Stored records -
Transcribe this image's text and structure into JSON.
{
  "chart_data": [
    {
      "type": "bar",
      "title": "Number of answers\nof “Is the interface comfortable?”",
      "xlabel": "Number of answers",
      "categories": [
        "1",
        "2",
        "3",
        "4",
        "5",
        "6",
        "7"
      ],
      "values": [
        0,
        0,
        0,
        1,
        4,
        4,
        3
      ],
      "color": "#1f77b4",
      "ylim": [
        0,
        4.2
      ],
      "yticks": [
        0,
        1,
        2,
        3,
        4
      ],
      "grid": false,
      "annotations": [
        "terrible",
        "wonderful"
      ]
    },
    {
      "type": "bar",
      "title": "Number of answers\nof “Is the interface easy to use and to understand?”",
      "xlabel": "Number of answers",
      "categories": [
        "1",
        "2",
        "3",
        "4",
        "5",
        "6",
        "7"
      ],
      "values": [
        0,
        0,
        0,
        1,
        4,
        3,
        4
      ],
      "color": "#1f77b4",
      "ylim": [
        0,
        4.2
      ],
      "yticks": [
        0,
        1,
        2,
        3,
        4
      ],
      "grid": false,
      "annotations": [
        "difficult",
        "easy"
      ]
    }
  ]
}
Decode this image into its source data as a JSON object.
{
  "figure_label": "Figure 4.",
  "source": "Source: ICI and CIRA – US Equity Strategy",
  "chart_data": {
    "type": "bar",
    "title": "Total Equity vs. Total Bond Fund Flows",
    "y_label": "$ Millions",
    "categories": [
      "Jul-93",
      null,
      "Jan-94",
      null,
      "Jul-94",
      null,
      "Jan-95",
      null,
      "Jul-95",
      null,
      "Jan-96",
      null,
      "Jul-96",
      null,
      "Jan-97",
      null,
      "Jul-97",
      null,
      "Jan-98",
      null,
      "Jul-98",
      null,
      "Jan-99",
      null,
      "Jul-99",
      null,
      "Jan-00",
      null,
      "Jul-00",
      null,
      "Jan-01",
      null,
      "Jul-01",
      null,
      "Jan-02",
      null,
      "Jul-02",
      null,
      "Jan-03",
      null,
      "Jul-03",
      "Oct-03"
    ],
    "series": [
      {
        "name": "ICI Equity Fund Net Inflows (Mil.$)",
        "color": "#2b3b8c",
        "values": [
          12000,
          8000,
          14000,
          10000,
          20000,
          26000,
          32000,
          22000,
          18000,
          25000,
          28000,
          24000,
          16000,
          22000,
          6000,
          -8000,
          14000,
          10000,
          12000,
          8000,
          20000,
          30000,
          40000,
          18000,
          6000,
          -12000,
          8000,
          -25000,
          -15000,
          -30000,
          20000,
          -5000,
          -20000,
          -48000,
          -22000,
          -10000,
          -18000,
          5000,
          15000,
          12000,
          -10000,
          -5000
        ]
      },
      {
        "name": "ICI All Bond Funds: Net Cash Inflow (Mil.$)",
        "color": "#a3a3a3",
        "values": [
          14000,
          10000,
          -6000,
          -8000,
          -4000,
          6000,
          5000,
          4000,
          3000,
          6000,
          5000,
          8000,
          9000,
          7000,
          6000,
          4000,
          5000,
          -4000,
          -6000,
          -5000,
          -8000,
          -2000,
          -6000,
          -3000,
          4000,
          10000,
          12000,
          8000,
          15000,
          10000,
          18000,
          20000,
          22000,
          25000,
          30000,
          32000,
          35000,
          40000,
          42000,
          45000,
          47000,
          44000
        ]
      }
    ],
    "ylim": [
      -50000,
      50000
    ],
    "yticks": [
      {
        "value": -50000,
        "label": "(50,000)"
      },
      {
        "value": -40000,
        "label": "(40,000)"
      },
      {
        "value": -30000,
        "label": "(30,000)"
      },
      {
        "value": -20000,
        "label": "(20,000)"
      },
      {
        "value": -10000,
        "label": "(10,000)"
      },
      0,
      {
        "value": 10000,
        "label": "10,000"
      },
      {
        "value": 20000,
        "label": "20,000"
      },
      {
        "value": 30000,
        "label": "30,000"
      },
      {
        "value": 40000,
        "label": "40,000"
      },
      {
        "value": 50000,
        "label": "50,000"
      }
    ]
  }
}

SHORT PROBLEM -
Please reproduce all of the entries exactly as they stand.

FINAL RESULT -
Transcribe this image's text and structure into JSON.
{
  "chart_data": [
    {
      "type": "bar",
      "title": "Number of answers\nof “Is the interface comfortable?”",
      "xlabel": "Number of answers",
      "categories": [
        "1",
        "2",
        "3",
        "4",
        "5",
        "6",
        "7"
      ],
      "values": [
        0,
        0,
        0,
        1,
        4,
        4,
        3
      ],
      "color": "#1f77b4",
      "ylim": [
        0,
        4.2
      ],
      "yticks": [
        0,
        1,
        2,
        3,
        4
      ],
      "grid": false,
      "annotations": [
        "terrible",
        "wonderful"
      ]
    },
    {
      "type": "bar",
      "title": "Number of answers\nof “Is the interface easy to use and to understand?”",
      "xlabel": "Number of answers",
      "categories": [
        "1",
        "2",
        "3",
        "4",
        "5",
        "6",
        "7"
      ],
      "values": [
        0,
        0,
        0,
        1,
        4,
        3,
        4
      ],
      "color": "#1f77b4",
      "ylim": [
        0,
        4.2
      ],
      "yticks": [
        0,
        1,
        2,
        3,
        4
      ],
      "grid": false,
      "annotations": [
        "difficult",
        "easy"
      ]
    }
  ]
}
Decode this image into its source data as a JSON object.
{
  "figure_label": "Figure 4.",
  "source": "Source: ICI and CIRA – US Equity Strategy",
  "chart_data": {
    "type": "bar",
    "title": "Total Equity vs. Total Bond Fund Flows",
    "y_label": "$ Millions",
    "categories": [
      "Jul-93",
      null,
      "Jan-94",
      null,
      "Jul-94",
      null,
      "Jan-95",
      null,
      "Jul-95",
      null,
      "Jan-96",
      null,
      "Jul-96",
      null,
      "Jan-97",
      null,
      "Jul-97",
      null,
      "Jan-98",
      null,
      "Jul-98",
      null,
      "Jan-99",
      null,
      "Jul-99",
      null,
      "Jan-00",
      null,
      "Jul-00",
      null,
      "Jan-01",
      null,
      "Jul-01",
      null,
      "Jan-02",
      null,
      "Jul-02",
      null,
      "Jan-03",
      null,
      "Jul-03",
      "Oct-03"
    ],
    "series": [
      {
        "name": "ICI Equity Fund Net Inflows (Mil.$)",
        "color": "#2b3b8c",
        "values": [
          12000,
          8000,
          14000,
          10000,
          20000,
          26000,
          32000,
          22000,
          18000,
          25000,
          28000,
          24000,
          16000,
          22000,
          6000,
          -8000,
          14000,
          10000,
          12000,
          8000,
          20000,
          30000,
          40000,
          18000,
          6000,
          -12000,
          8000,
          -25000,
          -15000,
          -30000,
          20000,
          -5000,
          -20000,
          -48000,
          -22000,
          -10000,
          -18000,
          5000,
          15000,
          12000,
          -10000,
          -5000
        ]
      },
      {
        "name": "ICI All Bond Funds: Net Cash Inflow (Mil.$)",
        "color": "#a3a3a3",
        "values": [
          14000,
          10000,
          -6000,
          -8000,
          -4000,
          6000,
          5000,
          4000,
          3000,
          6000,
          5000,
          8000,
          9000,
          7000,
          6000,
          4000,
          5000,
          -4000,
          -6000,
          -5000,
          -8000,
          -2000,
          -6000,
          -3000,
          4000,
          10000,
          12000,
          8000,
          15000,
          10000,
          18000,
          20000,
          22000,
          25000,
          30000,
          32000,
          35000,
          40000,
          42000,
          45000,
          47000,
          44000
        ]
      }
    ],
    "ylim": [
      -50000,
      50000
    ],
    "yticks": [
      {
        "value": -50000,
        "label": "(50,000)"
      },
      {
        "value": -40000,
        "label": "(40,000)"
      },
      {
        "value": -30000,
        "label": "(30,000)"
      },
      {
        "value": -20000,
        "label": "(20,000)"
      },
      {
        "value": -10000,
        "label": "(10,000)"
      },
      0,
      {
        "value": 10000,
        "label": "10,000"
      },
      {
        "value": 20000,
        "label": "20,000"
      },
      {
        "value": 30000,
        "label": "30,000"
      },
      {
        "value": 40000,
        "label": "40,000"
      },
      {
        "value": 50000,
        "label": "50,000"
      }
    ]
  }
}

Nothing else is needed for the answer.